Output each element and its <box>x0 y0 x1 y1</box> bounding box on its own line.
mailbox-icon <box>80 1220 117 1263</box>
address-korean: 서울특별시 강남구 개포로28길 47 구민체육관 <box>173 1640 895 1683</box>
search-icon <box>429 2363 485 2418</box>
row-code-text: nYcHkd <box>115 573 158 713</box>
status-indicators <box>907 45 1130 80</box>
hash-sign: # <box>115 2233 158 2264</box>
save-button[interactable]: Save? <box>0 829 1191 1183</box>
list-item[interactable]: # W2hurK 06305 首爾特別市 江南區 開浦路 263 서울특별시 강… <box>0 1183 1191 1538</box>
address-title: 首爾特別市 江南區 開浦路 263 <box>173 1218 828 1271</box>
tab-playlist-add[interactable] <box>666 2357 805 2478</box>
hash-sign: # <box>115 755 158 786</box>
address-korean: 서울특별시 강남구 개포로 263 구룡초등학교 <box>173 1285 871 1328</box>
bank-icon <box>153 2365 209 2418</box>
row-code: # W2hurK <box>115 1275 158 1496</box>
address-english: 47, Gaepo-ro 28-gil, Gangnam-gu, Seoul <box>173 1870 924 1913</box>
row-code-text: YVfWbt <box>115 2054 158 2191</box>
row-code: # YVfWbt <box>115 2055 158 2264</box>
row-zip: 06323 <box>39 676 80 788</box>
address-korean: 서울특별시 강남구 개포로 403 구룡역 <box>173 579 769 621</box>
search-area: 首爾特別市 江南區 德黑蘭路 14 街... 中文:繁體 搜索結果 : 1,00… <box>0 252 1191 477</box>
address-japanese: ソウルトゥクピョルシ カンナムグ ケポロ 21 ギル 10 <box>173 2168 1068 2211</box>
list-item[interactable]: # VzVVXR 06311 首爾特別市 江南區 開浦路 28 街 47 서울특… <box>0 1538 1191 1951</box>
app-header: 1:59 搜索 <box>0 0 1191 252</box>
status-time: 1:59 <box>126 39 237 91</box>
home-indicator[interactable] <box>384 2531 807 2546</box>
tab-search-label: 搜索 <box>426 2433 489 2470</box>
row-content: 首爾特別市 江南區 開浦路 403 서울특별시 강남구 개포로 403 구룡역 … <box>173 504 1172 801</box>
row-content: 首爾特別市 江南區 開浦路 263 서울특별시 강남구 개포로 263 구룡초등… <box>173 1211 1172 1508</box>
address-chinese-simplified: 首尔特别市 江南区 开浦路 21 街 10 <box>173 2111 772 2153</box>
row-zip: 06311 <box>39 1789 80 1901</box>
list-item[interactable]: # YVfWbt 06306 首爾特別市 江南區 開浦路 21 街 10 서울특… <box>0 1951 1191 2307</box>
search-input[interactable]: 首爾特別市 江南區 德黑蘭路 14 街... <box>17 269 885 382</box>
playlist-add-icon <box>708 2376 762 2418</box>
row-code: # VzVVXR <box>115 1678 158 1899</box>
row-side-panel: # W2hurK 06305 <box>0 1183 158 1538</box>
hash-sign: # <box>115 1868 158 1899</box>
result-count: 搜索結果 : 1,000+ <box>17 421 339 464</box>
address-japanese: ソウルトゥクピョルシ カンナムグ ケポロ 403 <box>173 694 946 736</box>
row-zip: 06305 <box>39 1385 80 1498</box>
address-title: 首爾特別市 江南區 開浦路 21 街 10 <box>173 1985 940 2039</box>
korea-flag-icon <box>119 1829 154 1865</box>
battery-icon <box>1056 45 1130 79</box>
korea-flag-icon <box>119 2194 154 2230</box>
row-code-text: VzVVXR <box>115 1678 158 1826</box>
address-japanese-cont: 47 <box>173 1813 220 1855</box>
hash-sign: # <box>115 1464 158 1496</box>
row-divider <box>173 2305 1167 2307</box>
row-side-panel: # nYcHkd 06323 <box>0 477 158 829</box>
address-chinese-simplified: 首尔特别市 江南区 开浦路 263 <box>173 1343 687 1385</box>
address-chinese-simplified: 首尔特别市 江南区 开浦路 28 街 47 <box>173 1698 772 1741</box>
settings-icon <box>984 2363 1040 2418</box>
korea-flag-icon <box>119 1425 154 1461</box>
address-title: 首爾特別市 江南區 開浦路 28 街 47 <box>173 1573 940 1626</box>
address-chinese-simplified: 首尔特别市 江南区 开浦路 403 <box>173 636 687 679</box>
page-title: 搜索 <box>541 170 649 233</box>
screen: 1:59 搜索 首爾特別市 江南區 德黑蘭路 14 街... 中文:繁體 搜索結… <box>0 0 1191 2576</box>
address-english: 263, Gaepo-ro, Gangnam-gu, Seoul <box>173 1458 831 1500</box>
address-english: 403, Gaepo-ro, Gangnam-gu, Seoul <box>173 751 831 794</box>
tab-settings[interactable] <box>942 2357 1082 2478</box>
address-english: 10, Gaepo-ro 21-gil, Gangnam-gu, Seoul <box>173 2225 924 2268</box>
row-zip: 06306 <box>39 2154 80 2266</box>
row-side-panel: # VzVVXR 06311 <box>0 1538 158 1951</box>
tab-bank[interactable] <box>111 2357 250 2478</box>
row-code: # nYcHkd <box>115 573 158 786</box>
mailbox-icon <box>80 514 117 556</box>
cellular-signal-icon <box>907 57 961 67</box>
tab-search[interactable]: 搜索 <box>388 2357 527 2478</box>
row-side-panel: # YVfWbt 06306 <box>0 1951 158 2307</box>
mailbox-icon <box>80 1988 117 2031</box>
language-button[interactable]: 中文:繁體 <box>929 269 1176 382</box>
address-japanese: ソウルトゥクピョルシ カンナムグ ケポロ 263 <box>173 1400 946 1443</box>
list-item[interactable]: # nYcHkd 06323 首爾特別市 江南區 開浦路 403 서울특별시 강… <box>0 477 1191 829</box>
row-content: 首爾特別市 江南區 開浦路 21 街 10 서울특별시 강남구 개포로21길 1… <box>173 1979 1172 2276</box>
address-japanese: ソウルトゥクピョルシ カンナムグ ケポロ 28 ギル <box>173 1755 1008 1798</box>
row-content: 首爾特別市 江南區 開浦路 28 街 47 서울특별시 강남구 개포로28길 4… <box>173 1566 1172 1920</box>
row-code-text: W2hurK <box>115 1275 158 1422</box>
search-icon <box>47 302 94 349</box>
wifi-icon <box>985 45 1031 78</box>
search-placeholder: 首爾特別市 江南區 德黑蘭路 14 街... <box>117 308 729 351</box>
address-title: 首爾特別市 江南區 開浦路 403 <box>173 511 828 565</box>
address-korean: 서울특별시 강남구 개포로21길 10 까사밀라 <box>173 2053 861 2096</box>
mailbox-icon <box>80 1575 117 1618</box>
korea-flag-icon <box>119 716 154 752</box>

============

• Stated task: Copy every row above line for line, without changing any character.

• Expected answer:
Output each element and its <box>x0 y0 x1 y1</box> bounding box on its own line.
mailbox-icon <box>80 1220 117 1263</box>
address-korean: 서울특별시 강남구 개포로28길 47 구민체육관 <box>173 1640 895 1683</box>
search-icon <box>429 2363 485 2418</box>
row-code-text: nYcHkd <box>115 573 158 713</box>
status-indicators <box>907 45 1130 80</box>
hash-sign: # <box>115 2233 158 2264</box>
save-button[interactable]: Save? <box>0 829 1191 1183</box>
list-item[interactable]: # W2hurK 06305 首爾特別市 江南區 開浦路 263 서울특별시 강… <box>0 1183 1191 1538</box>
address-title: 首爾特別市 江南區 開浦路 263 <box>173 1218 828 1271</box>
tab-playlist-add[interactable] <box>666 2357 805 2478</box>
hash-sign: # <box>115 755 158 786</box>
address-korean: 서울특별시 강남구 개포로 263 구룡초등학교 <box>173 1285 871 1328</box>
bank-icon <box>153 2365 209 2418</box>
row-code: # W2hurK <box>115 1275 158 1496</box>
address-english: 47, Gaepo-ro 28-gil, Gangnam-gu, Seoul <box>173 1870 924 1913</box>
row-code-text: YVfWbt <box>115 2054 158 2191</box>
row-code: # YVfWbt <box>115 2055 158 2264</box>
row-zip: 06323 <box>39 676 80 788</box>
address-korean: 서울특별시 강남구 개포로 403 구룡역 <box>173 579 769 621</box>
search-area: 首爾特別市 江南區 德黑蘭路 14 街... 中文:繁體 搜索結果 : 1,00… <box>0 252 1191 477</box>
address-japanese: ソウルトゥクピョルシ カンナムグ ケポロ 21 ギル 10 <box>173 2168 1068 2211</box>
list-item[interactable]: # VzVVXR 06311 首爾特別市 江南區 開浦路 28 街 47 서울특… <box>0 1538 1191 1951</box>
app-header: 1:59 搜索 <box>0 0 1191 252</box>
status-time: 1:59 <box>126 39 237 91</box>
home-indicator[interactable] <box>384 2531 807 2546</box>
tab-search-label: 搜索 <box>426 2433 489 2470</box>
row-content: 首爾特別市 江南區 開浦路 403 서울특별시 강남구 개포로 403 구룡역 … <box>173 504 1172 801</box>
row-content: 首爾特別市 江南區 開浦路 263 서울특별시 강남구 개포로 263 구룡초등… <box>173 1211 1172 1508</box>
address-chinese-simplified: 首尔特别市 江南区 开浦路 21 街 10 <box>173 2111 772 2153</box>
row-zip: 06311 <box>39 1789 80 1901</box>
list-item[interactable]: # YVfWbt 06306 首爾特別市 江南區 開浦路 21 街 10 서울특… <box>0 1951 1191 2307</box>
search-input[interactable]: 首爾特別市 江南區 德黑蘭路 14 街... <box>17 269 885 382</box>
playlist-add-icon <box>708 2376 762 2418</box>
row-code: # VzVVXR <box>115 1678 158 1899</box>
row-side-panel: # W2hurK 06305 <box>0 1183 158 1538</box>
hash-sign: # <box>115 1868 158 1899</box>
result-count: 搜索結果 : 1,000+ <box>17 421 339 464</box>
address-japanese: ソウルトゥクピョルシ カンナムグ ケポロ 403 <box>173 694 946 736</box>
row-zip: 06305 <box>39 1385 80 1498</box>
address-title: 首爾特別市 江南區 開浦路 21 街 10 <box>173 1985 940 2039</box>
korea-flag-icon <box>119 1829 154 1865</box>
battery-icon <box>1056 45 1130 79</box>
korea-flag-icon <box>119 2194 154 2230</box>
row-code-text: VzVVXR <box>115 1678 158 1826</box>
address-japanese-cont: 47 <box>173 1813 220 1855</box>
hash-sign: # <box>115 1464 158 1496</box>
row-divider <box>173 2305 1167 2307</box>
row-side-panel: # nYcHkd 06323 <box>0 477 158 829</box>
address-chinese-simplified: 首尔特别市 江南区 开浦路 263 <box>173 1343 687 1385</box>
address-chinese-simplified: 首尔特别市 江南区 开浦路 28 街 47 <box>173 1698 772 1741</box>
settings-icon <box>984 2363 1040 2418</box>
korea-flag-icon <box>119 1425 154 1461</box>
address-title: 首爾特別市 江南區 開浦路 28 街 47 <box>173 1573 940 1626</box>
address-chinese-simplified: 首尔特别市 江南区 开浦路 403 <box>173 636 687 679</box>
page-title: 搜索 <box>541 170 649 233</box>
screen: 1:59 搜索 首爾特別市 江南區 德黑蘭路 14 街... 中文:繁體 搜索結… <box>0 0 1191 2576</box>
address-english: 263, Gaepo-ro, Gangnam-gu, Seoul <box>173 1458 831 1500</box>
address-english: 403, Gaepo-ro, Gangnam-gu, Seoul <box>173 751 831 794</box>
tab-settings[interactable] <box>942 2357 1082 2478</box>
address-english: 10, Gaepo-ro 21-gil, Gangnam-gu, Seoul <box>173 2225 924 2268</box>
row-zip: 06306 <box>39 2154 80 2266</box>
row-side-panel: # VzVVXR 06311 <box>0 1538 158 1951</box>
tab-bank[interactable] <box>111 2357 250 2478</box>
row-code: # nYcHkd <box>115 573 158 786</box>
mailbox-icon <box>80 514 117 556</box>
cellular-signal-icon <box>907 57 961 67</box>
tab-search[interactable]: 搜索 <box>388 2357 527 2478</box>
row-side-panel: # YVfWbt 06306 <box>0 1951 158 2307</box>
mailbox-icon <box>80 1988 117 2031</box>
language-button[interactable]: 中文:繁體 <box>929 269 1176 382</box>
address-japanese: ソウルトゥクピョルシ カンナムグ ケポロ 263 <box>173 1400 946 1443</box>
list-item[interactable]: # nYcHkd 06323 首爾特別市 江南區 開浦路 403 서울특별시 강… <box>0 477 1191 829</box>
row-content: 首爾特別市 江南區 開浦路 21 街 10 서울특별시 강남구 개포로21길 1… <box>173 1979 1172 2276</box>
address-japanese: ソウルトゥクピョルシ カンナムグ ケポロ 28 ギル <box>173 1755 1008 1798</box>
row-content: 首爾特別市 江南區 開浦路 28 街 47 서울특별시 강남구 개포로28길 4… <box>173 1566 1172 1920</box>
row-code-text: W2hurK <box>115 1275 158 1422</box>
search-icon <box>47 302 94 349</box>
wifi-icon <box>985 45 1031 78</box>
search-placeholder: 首爾特別市 江南區 德黑蘭路 14 街... <box>117 308 729 351</box>
address-title: 首爾特別市 江南區 開浦路 403 <box>173 511 828 565</box>
address-korean: 서울특별시 강남구 개포로21길 10 까사밀라 <box>173 2053 861 2096</box>
mailbox-icon <box>80 1575 117 1618</box>
korea-flag-icon <box>119 716 154 752</box>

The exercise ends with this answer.